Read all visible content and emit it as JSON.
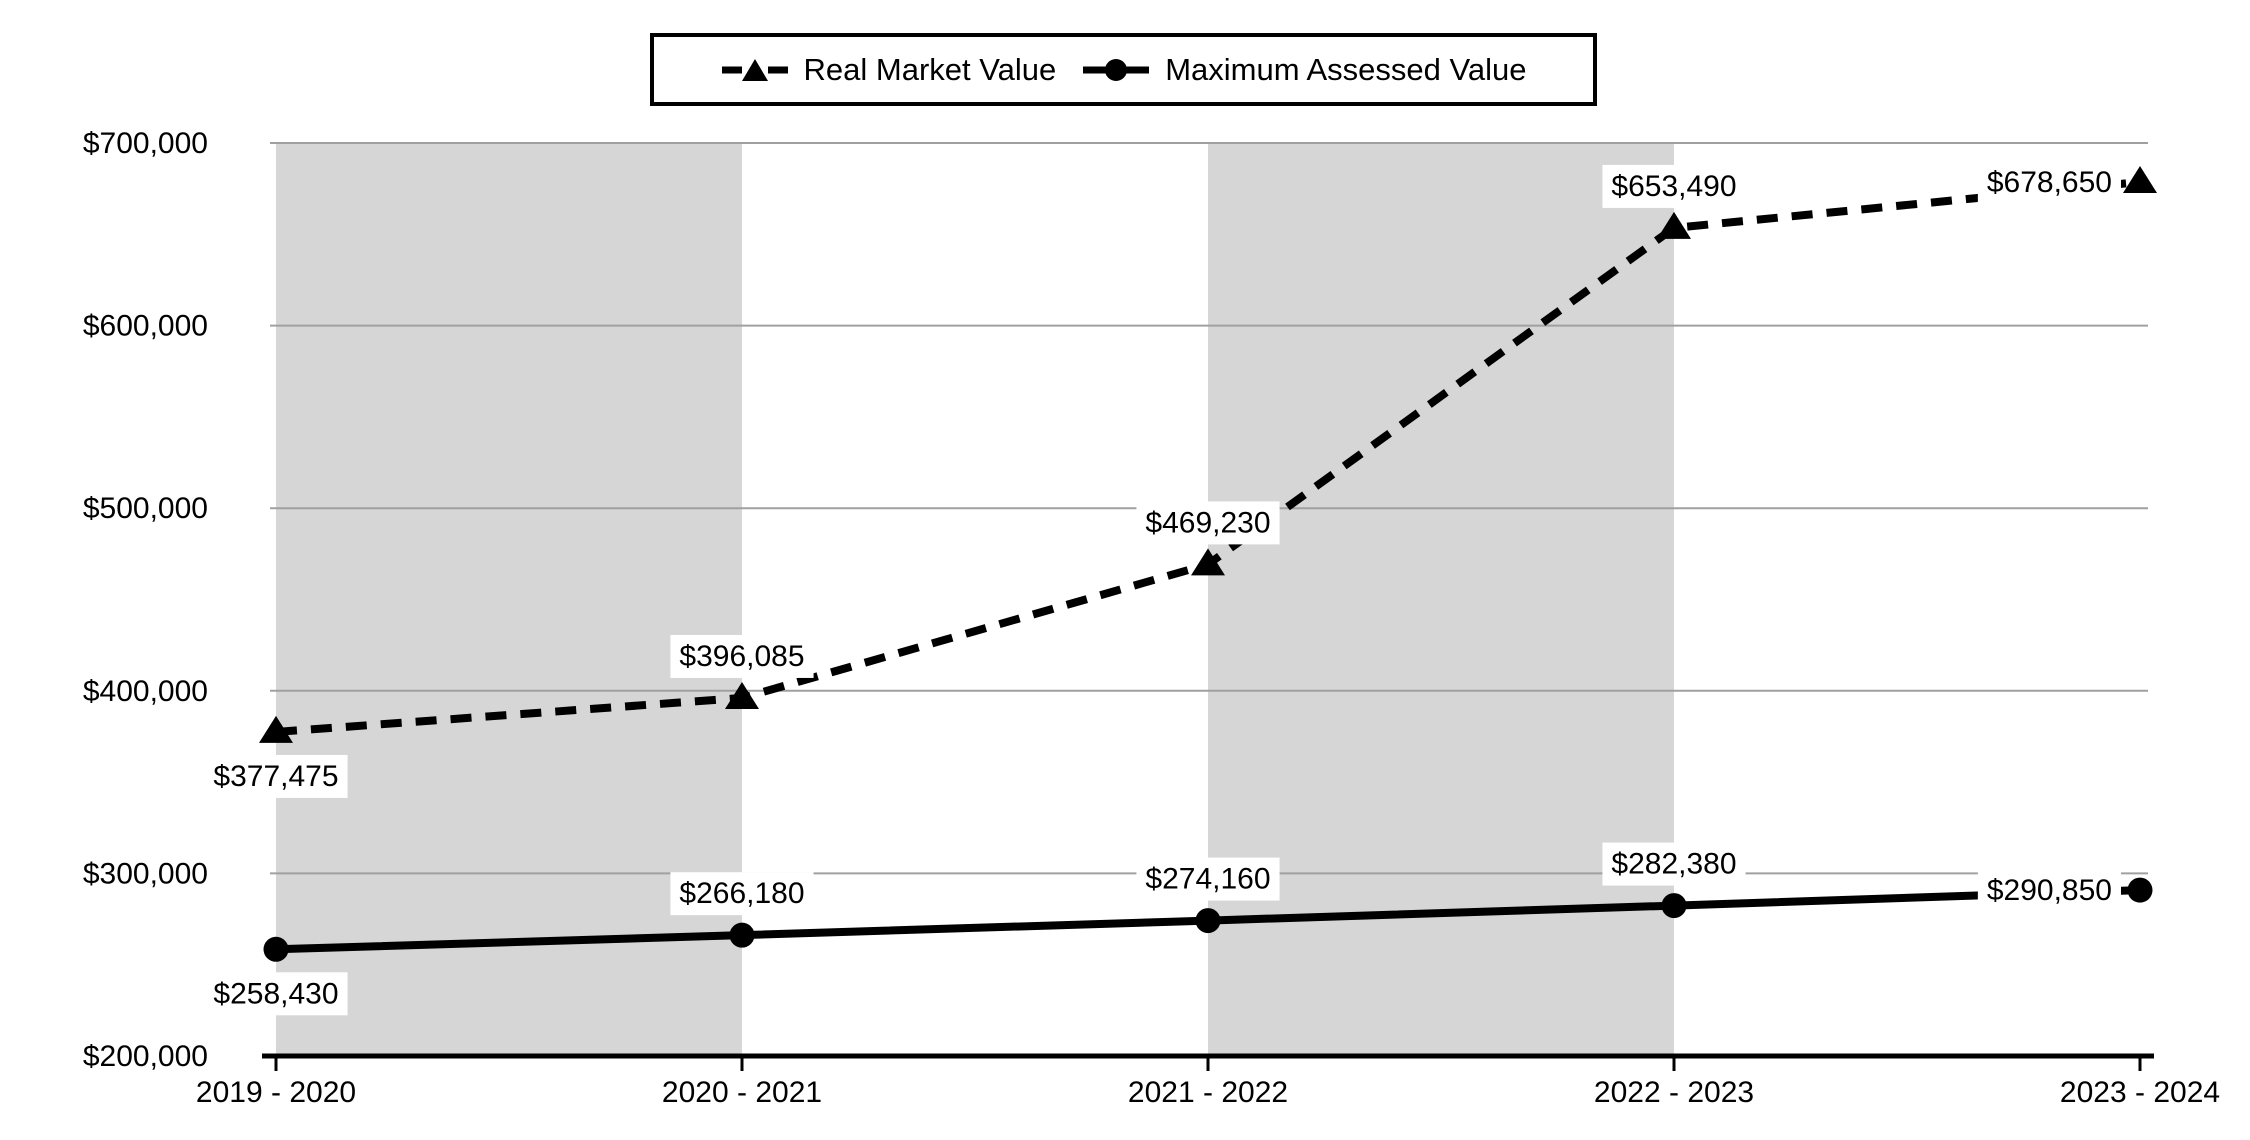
{
  "legend": {
    "items": [
      {
        "label": "Real Market Value",
        "marker": "triangle",
        "line": "dashed"
      },
      {
        "label": "Maximum Assessed Value",
        "marker": "circle",
        "line": "solid"
      }
    ]
  },
  "chart_data": {
    "type": "line",
    "categories": [
      "2019 - 2020",
      "2020 - 2021",
      "2021 - 2022",
      "2022 - 2023",
      "2023 - 2024"
    ],
    "series": [
      {
        "name": "Real Market Value",
        "line_style": "dashed",
        "marker": "triangle",
        "values": [
          377475,
          396085,
          469230,
          653490,
          678650
        ],
        "labels": [
          "$377,475",
          "$396,085",
          "$469,230",
          "$653,490",
          "$678,650"
        ]
      },
      {
        "name": "Maximum Assessed Value",
        "line_style": "solid",
        "marker": "circle",
        "values": [
          258430,
          266180,
          274160,
          282380,
          290850
        ],
        "labels": [
          "$258,430",
          "$266,180",
          "$274,160",
          "$282,380",
          "$290,850"
        ]
      }
    ],
    "title": "",
    "xlabel": "",
    "ylabel": "",
    "ylim": [
      200000,
      700000
    ],
    "y_ticks": [
      {
        "value": 700000,
        "label": "$700,000"
      },
      {
        "value": 600000,
        "label": "$600,000"
      },
      {
        "value": 500000,
        "label": "$500,000"
      },
      {
        "value": 400000,
        "label": "$400,000"
      },
      {
        "value": 300000,
        "label": "$300,000"
      },
      {
        "value": 200000,
        "label": "$200,000"
      }
    ],
    "grid": true,
    "legend_position": "top",
    "plot_bands": {
      "pairs": [
        [
          0,
          1
        ],
        [
          2,
          3
        ]
      ],
      "color": "#d6d6d6"
    },
    "colors": {
      "series": "#000000",
      "gridline": "#a0a0a0",
      "axis": "#000000",
      "band": "#d6d6d6",
      "background": "#ffffff",
      "label_background": "#ffffff"
    }
  }
}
* * * * *
[Your task]
Output a faithful copy of the data, with each picture left out.

[Solution to the exercise]
Read all visible content and emit it as JSON.
{
  "legend": {
    "items": [
      {
        "label": "Real Market Value",
        "marker": "triangle",
        "line": "dashed"
      },
      {
        "label": "Maximum Assessed Value",
        "marker": "circle",
        "line": "solid"
      }
    ]
  },
  "chart_data": {
    "type": "line",
    "categories": [
      "2019 - 2020",
      "2020 - 2021",
      "2021 - 2022",
      "2022 - 2023",
      "2023 - 2024"
    ],
    "series": [
      {
        "name": "Real Market Value",
        "line_style": "dashed",
        "marker": "triangle",
        "values": [
          377475,
          396085,
          469230,
          653490,
          678650
        ],
        "labels": [
          "$377,475",
          "$396,085",
          "$469,230",
          "$653,490",
          "$678,650"
        ]
      },
      {
        "name": "Maximum Assessed Value",
        "line_style": "solid",
        "marker": "circle",
        "values": [
          258430,
          266180,
          274160,
          282380,
          290850
        ],
        "labels": [
          "$258,430",
          "$266,180",
          "$274,160",
          "$282,380",
          "$290,850"
        ]
      }
    ],
    "title": "",
    "xlabel": "",
    "ylabel": "",
    "ylim": [
      200000,
      700000
    ],
    "y_ticks": [
      {
        "value": 700000,
        "label": "$700,000"
      },
      {
        "value": 600000,
        "label": "$600,000"
      },
      {
        "value": 500000,
        "label": "$500,000"
      },
      {
        "value": 400000,
        "label": "$400,000"
      },
      {
        "value": 300000,
        "label": "$300,000"
      },
      {
        "value": 200000,
        "label": "$200,000"
      }
    ],
    "grid": true,
    "legend_position": "top",
    "plot_bands": {
      "pairs": [
        [
          0,
          1
        ],
        [
          2,
          3
        ]
      ],
      "color": "#d6d6d6"
    },
    "colors": {
      "series": "#000000",
      "gridline": "#a0a0a0",
      "axis": "#000000",
      "band": "#d6d6d6",
      "background": "#ffffff",
      "label_background": "#ffffff"
    }
  }
}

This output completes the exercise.